- _EXERCISE OBJECTIVE_
Write out the records below again, swapping "List at most 100 elements" for "List no more than 100 elements" everywhere and changing nothing else. Omit the pictures from your answer.

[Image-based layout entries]
- - - -

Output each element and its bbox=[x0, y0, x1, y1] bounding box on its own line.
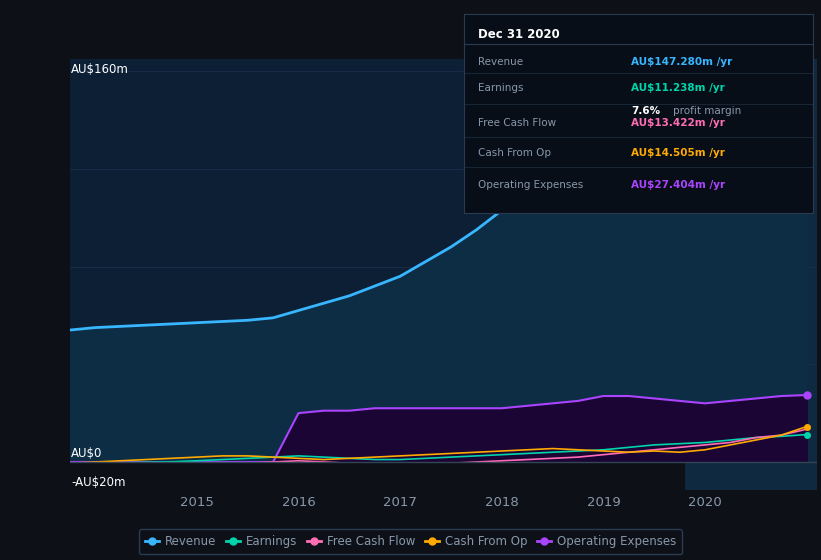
Text: Dec 31 2020: Dec 31 2020 bbox=[478, 28, 560, 41]
Text: Free Cash Flow: Free Cash Flow bbox=[478, 118, 556, 128]
Text: Revenue: Revenue bbox=[478, 57, 523, 67]
Bar bbox=[685, 59, 817, 462]
Text: 7.6%: 7.6% bbox=[631, 106, 660, 116]
Text: -AU$20m: -AU$20m bbox=[71, 475, 126, 488]
Text: Earnings: Earnings bbox=[478, 82, 523, 92]
Text: profit margin: profit margin bbox=[673, 106, 741, 116]
Text: AU$147.280m /yr: AU$147.280m /yr bbox=[631, 57, 732, 67]
Text: AU$11.238m /yr: AU$11.238m /yr bbox=[631, 82, 725, 92]
Text: AU$14.505m /yr: AU$14.505m /yr bbox=[631, 148, 725, 158]
Text: Cash From Op: Cash From Op bbox=[478, 148, 551, 158]
Text: AU$160m: AU$160m bbox=[71, 63, 129, 76]
Bar bbox=[685, 462, 817, 490]
Legend: Revenue, Earnings, Free Cash Flow, Cash From Op, Operating Expenses: Revenue, Earnings, Free Cash Flow, Cash … bbox=[139, 529, 682, 554]
Text: Operating Expenses: Operating Expenses bbox=[478, 180, 583, 190]
Text: AU$13.422m /yr: AU$13.422m /yr bbox=[631, 118, 725, 128]
Text: AU$0: AU$0 bbox=[71, 447, 103, 460]
Text: AU$27.404m /yr: AU$27.404m /yr bbox=[631, 180, 726, 190]
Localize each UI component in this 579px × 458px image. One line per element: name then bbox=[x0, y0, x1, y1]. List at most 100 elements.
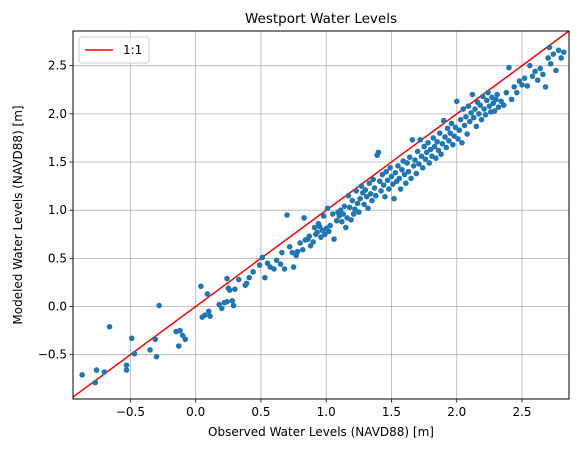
data-point bbox=[177, 327, 183, 334]
data-point bbox=[426, 160, 433, 166]
data-point bbox=[340, 211, 346, 217]
data-point bbox=[416, 161, 422, 167]
data-point bbox=[495, 104, 502, 110]
data-point bbox=[558, 55, 564, 61]
data-point bbox=[235, 276, 242, 283]
data-point bbox=[286, 243, 293, 250]
data-point bbox=[346, 204, 353, 211]
data-point bbox=[202, 312, 208, 318]
data-point bbox=[361, 201, 367, 208]
data-point bbox=[532, 68, 538, 75]
data-point bbox=[399, 166, 405, 173]
y-tick-label: 2.0 bbox=[48, 107, 67, 121]
data-point bbox=[128, 335, 135, 342]
data-point bbox=[152, 336, 159, 343]
x-axis-label: Observed Water Levels (NAVD88) [m] bbox=[208, 425, 434, 439]
data-point bbox=[470, 114, 477, 121]
data-point bbox=[382, 193, 388, 200]
data-point bbox=[452, 124, 459, 131]
data-point bbox=[289, 249, 296, 256]
x-axis-ticks: −0.5 0.0 0.5 1.0 1.5 2.0 2.5 bbox=[116, 399, 532, 419]
data-point bbox=[331, 236, 337, 242]
data-point bbox=[478, 116, 485, 123]
data-point bbox=[430, 135, 437, 141]
data-point bbox=[256, 262, 263, 268]
data-point bbox=[350, 211, 357, 217]
data-point bbox=[482, 112, 489, 118]
data-point bbox=[494, 91, 501, 98]
data-point bbox=[343, 224, 349, 231]
data-point bbox=[353, 188, 360, 194]
data-point bbox=[443, 144, 450, 151]
data-point bbox=[378, 188, 384, 194]
data-point bbox=[440, 117, 447, 124]
y-axis-ticks: −0.5 0.0 0.5 1.0 1.5 2.0 2.5 bbox=[38, 59, 73, 362]
data-point bbox=[461, 122, 468, 129]
data-point bbox=[243, 280, 250, 287]
data-point bbox=[451, 133, 457, 139]
data-point bbox=[123, 362, 130, 369]
data-point bbox=[299, 246, 306, 253]
data-point bbox=[290, 264, 297, 270]
data-point bbox=[534, 77, 541, 83]
data-point bbox=[455, 136, 461, 142]
data-point bbox=[457, 116, 464, 123]
data-point bbox=[555, 47, 562, 54]
data-point bbox=[511, 84, 517, 90]
data-point bbox=[423, 149, 430, 156]
data-point bbox=[560, 49, 567, 55]
data-point bbox=[198, 283, 204, 290]
data-point bbox=[408, 175, 414, 182]
data-point bbox=[281, 266, 288, 272]
data-point bbox=[500, 102, 507, 108]
data-point bbox=[438, 151, 444, 158]
data-point bbox=[131, 350, 138, 357]
data-point bbox=[370, 176, 377, 183]
data-point bbox=[506, 64, 512, 71]
y-tick-label: 1.0 bbox=[48, 203, 67, 217]
data-point bbox=[418, 153, 425, 160]
data-point bbox=[123, 367, 130, 373]
data-point bbox=[373, 192, 379, 199]
data-point bbox=[345, 192, 352, 199]
data-point bbox=[230, 302, 237, 309]
data-point bbox=[404, 160, 410, 166]
data-point bbox=[481, 106, 487, 112]
data-point bbox=[175, 343, 182, 349]
data-point bbox=[147, 347, 153, 353]
data-point bbox=[297, 240, 303, 246]
data-point bbox=[519, 82, 525, 88]
x-tick-label: 1.5 bbox=[382, 405, 401, 419]
data-point bbox=[156, 302, 162, 309]
x-tick-label: −0.5 bbox=[116, 405, 145, 419]
data-point bbox=[521, 75, 528, 82]
data-point bbox=[397, 186, 404, 192]
x-tick-label: 0.0 bbox=[186, 405, 205, 419]
data-point bbox=[527, 62, 533, 69]
data-point bbox=[79, 372, 85, 378]
data-point bbox=[205, 308, 212, 315]
data-point bbox=[453, 98, 460, 105]
data-point bbox=[106, 323, 113, 330]
data-point bbox=[553, 67, 559, 74]
data-point bbox=[101, 369, 108, 375]
data-point bbox=[284, 212, 290, 218]
data-point bbox=[545, 55, 551, 61]
data-point bbox=[444, 125, 451, 132]
data-point bbox=[436, 130, 443, 136]
data-point bbox=[92, 379, 98, 386]
data-point bbox=[477, 102, 484, 108]
data-point bbox=[439, 140, 446, 147]
reference-line-1-1 bbox=[72, 30, 570, 398]
chart-title: Westport Water Levels bbox=[245, 11, 397, 27]
data-point bbox=[483, 97, 490, 104]
data-point bbox=[182, 336, 189, 343]
data-point bbox=[371, 185, 378, 191]
x-tick-label: 2.5 bbox=[512, 405, 531, 419]
data-point bbox=[463, 113, 469, 120]
data-point bbox=[362, 187, 369, 193]
data-point bbox=[224, 275, 230, 282]
data-point bbox=[314, 229, 320, 236]
data-point bbox=[204, 291, 211, 297]
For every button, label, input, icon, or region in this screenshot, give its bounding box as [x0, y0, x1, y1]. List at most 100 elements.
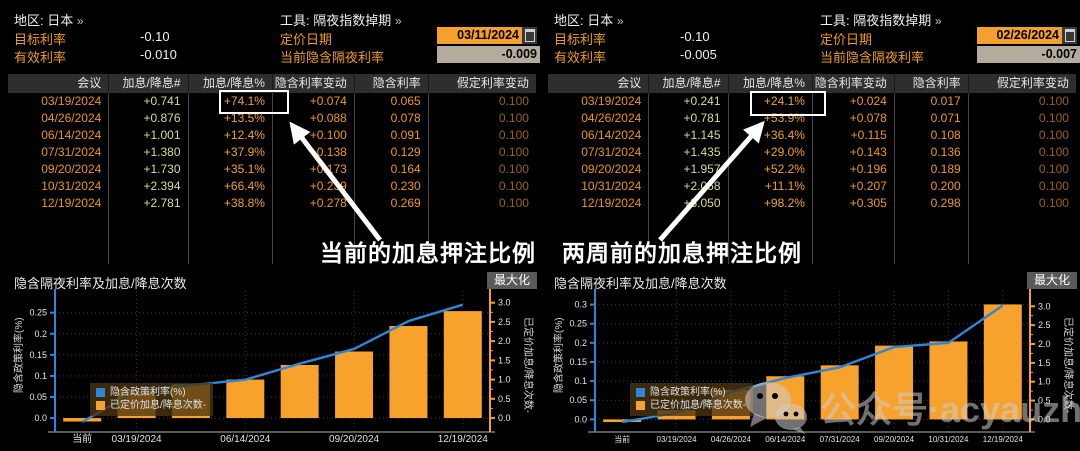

- - - -

- _SOLUTION FOR THIS EXERCISE_
Output each element and its bbox=[x0, y0, x1, y1] bounding box on its own line.
Text: Dec 31 2020: Dec 31 2020 bbox=[478, 28, 560, 41]
Text: Free Cash Flow: Free Cash Flow bbox=[478, 118, 556, 128]
Text: Revenue: Revenue bbox=[478, 57, 523, 67]
Bar bbox=[685, 59, 817, 462]
Text: 7.6%: 7.6% bbox=[631, 106, 660, 116]
Text: -AU$20m: -AU$20m bbox=[71, 475, 126, 488]
Text: Earnings: Earnings bbox=[478, 82, 523, 92]
Text: profit margin: profit margin bbox=[673, 106, 741, 116]
Text: AU$147.280m /yr: AU$147.280m /yr bbox=[631, 57, 732, 67]
Text: AU$11.238m /yr: AU$11.238m /yr bbox=[631, 82, 725, 92]
Text: AU$14.505m /yr: AU$14.505m /yr bbox=[631, 148, 725, 158]
Text: Cash From Op: Cash From Op bbox=[478, 148, 551, 158]
Text: AU$160m: AU$160m bbox=[71, 63, 129, 76]
Bar bbox=[685, 462, 817, 490]
Legend: Revenue, Earnings, Free Cash Flow, Cash From Op, Operating Expenses: Revenue, Earnings, Free Cash Flow, Cash … bbox=[139, 529, 682, 554]
Text: Operating Expenses: Operating Expenses bbox=[478, 180, 583, 190]
Text: AU$13.422m /yr: AU$13.422m /yr bbox=[631, 118, 725, 128]
Text: AU$0: AU$0 bbox=[71, 447, 103, 460]
Text: AU$27.404m /yr: AU$27.404m /yr bbox=[631, 180, 726, 190]
Localize each UI component in this 579px × 458px image. One line per element: name then bbox=[x0, y0, x1, y1]. List no more than 100 elements.
data-point bbox=[177, 327, 183, 334]
data-point bbox=[426, 160, 433, 166]
data-point bbox=[340, 211, 346, 217]
data-point bbox=[416, 161, 422, 167]
data-point bbox=[495, 104, 502, 110]
data-point bbox=[558, 55, 564, 61]
data-point bbox=[235, 276, 242, 283]
data-point bbox=[286, 243, 293, 250]
data-point bbox=[346, 204, 353, 211]
data-point bbox=[202, 312, 208, 318]
data-point bbox=[361, 201, 367, 208]
data-point bbox=[532, 68, 538, 75]
data-point bbox=[399, 166, 405, 173]
y-tick-label: 2.0 bbox=[48, 107, 67, 121]
data-point bbox=[128, 335, 135, 342]
data-point bbox=[152, 336, 159, 343]
x-axis-label: Observed Water Levels (NAVD88) [m] bbox=[208, 425, 434, 439]
data-point bbox=[470, 114, 477, 121]
data-point bbox=[382, 193, 388, 200]
data-point bbox=[452, 124, 459, 131]
data-point bbox=[289, 249, 296, 256]
x-axis-ticks: −0.5 0.0 0.5 1.0 1.5 2.0 2.5 bbox=[116, 399, 532, 419]
data-point bbox=[331, 236, 337, 242]
data-point bbox=[478, 116, 485, 123]
data-point bbox=[430, 135, 437, 141]
data-point bbox=[256, 262, 263, 268]
data-point bbox=[350, 211, 357, 217]
data-point bbox=[482, 112, 489, 118]
data-point bbox=[494, 91, 501, 98]
data-point bbox=[343, 224, 349, 231]
data-point bbox=[353, 188, 360, 194]
data-point bbox=[443, 144, 450, 151]
data-point bbox=[378, 188, 384, 194]
data-point bbox=[440, 117, 447, 124]
y-axis-ticks: −0.5 0.0 0.5 1.0 1.5 2.0 2.5 bbox=[38, 59, 73, 362]
data-point bbox=[461, 122, 468, 129]
data-point bbox=[243, 280, 250, 287]
data-point bbox=[451, 133, 457, 139]
data-point bbox=[123, 362, 130, 369]
data-point bbox=[299, 246, 306, 253]
data-point bbox=[290, 264, 297, 270]
data-point bbox=[534, 77, 541, 83]
data-point bbox=[455, 136, 461, 142]
data-point bbox=[457, 116, 464, 123]
data-point bbox=[555, 47, 562, 54]
data-point bbox=[511, 84, 517, 90]
data-point bbox=[423, 149, 430, 156]
data-point bbox=[560, 49, 567, 55]
data-point bbox=[198, 283, 204, 290]
data-point bbox=[408, 175, 414, 182]
data-point bbox=[281, 266, 288, 272]
data-point bbox=[500, 102, 507, 108]
data-point bbox=[438, 151, 444, 158]
data-point bbox=[131, 350, 138, 357]
data-point bbox=[370, 176, 377, 183]
data-point bbox=[506, 64, 512, 71]
y-tick-label: 1.0 bbox=[48, 203, 67, 217]
data-point bbox=[418, 153, 425, 160]
data-point bbox=[123, 367, 130, 373]
data-point bbox=[373, 192, 379, 199]
data-point bbox=[345, 192, 352, 199]
data-point bbox=[230, 302, 237, 309]
data-point bbox=[404, 160, 410, 166]
data-point bbox=[481, 106, 487, 112]
data-point bbox=[175, 343, 182, 349]
data-point bbox=[147, 347, 153, 353]
data-point bbox=[297, 240, 303, 246]
data-point bbox=[519, 82, 525, 88]
x-tick-label: 1.5 bbox=[382, 405, 401, 419]
data-point bbox=[156, 302, 162, 309]
x-tick-label: −0.5 bbox=[116, 405, 145, 419]
data-point bbox=[521, 75, 528, 82]
data-point bbox=[397, 186, 404, 192]
x-tick-label: 0.0 bbox=[186, 405, 205, 419]
data-point bbox=[527, 62, 533, 69]
data-point bbox=[79, 372, 85, 378]
data-point bbox=[205, 308, 212, 315]
data-point bbox=[453, 98, 460, 105]
data-point bbox=[106, 323, 113, 330]
data-point bbox=[553, 67, 559, 74]
data-point bbox=[101, 369, 108, 375]
data-point bbox=[284, 212, 290, 218]
data-point bbox=[545, 55, 551, 61]
data-point bbox=[444, 125, 451, 132]
data-point bbox=[436, 130, 443, 136]
data-point bbox=[92, 379, 98, 386]
data-point bbox=[477, 102, 484, 108]
data-point bbox=[439, 140, 446, 147]
reference-line-1-1 bbox=[72, 30, 570, 398]
chart-title: Westport Water Levels bbox=[245, 11, 397, 27]
data-point bbox=[483, 97, 490, 104]
data-point bbox=[182, 336, 189, 343]
data-point bbox=[371, 185, 378, 191]
x-tick-label: 2.5 bbox=[512, 405, 531, 419]
data-point bbox=[463, 113, 469, 120]
data-point bbox=[362, 187, 369, 193]
data-point bbox=[224, 275, 230, 282]
data-point bbox=[314, 229, 320, 236]
data-point bbox=[204, 291, 211, 297]
For every button, label, input, icon, or region in this screenshot, give its bounding box as [x0, y0, x1, y1]. List no more than 100 elements.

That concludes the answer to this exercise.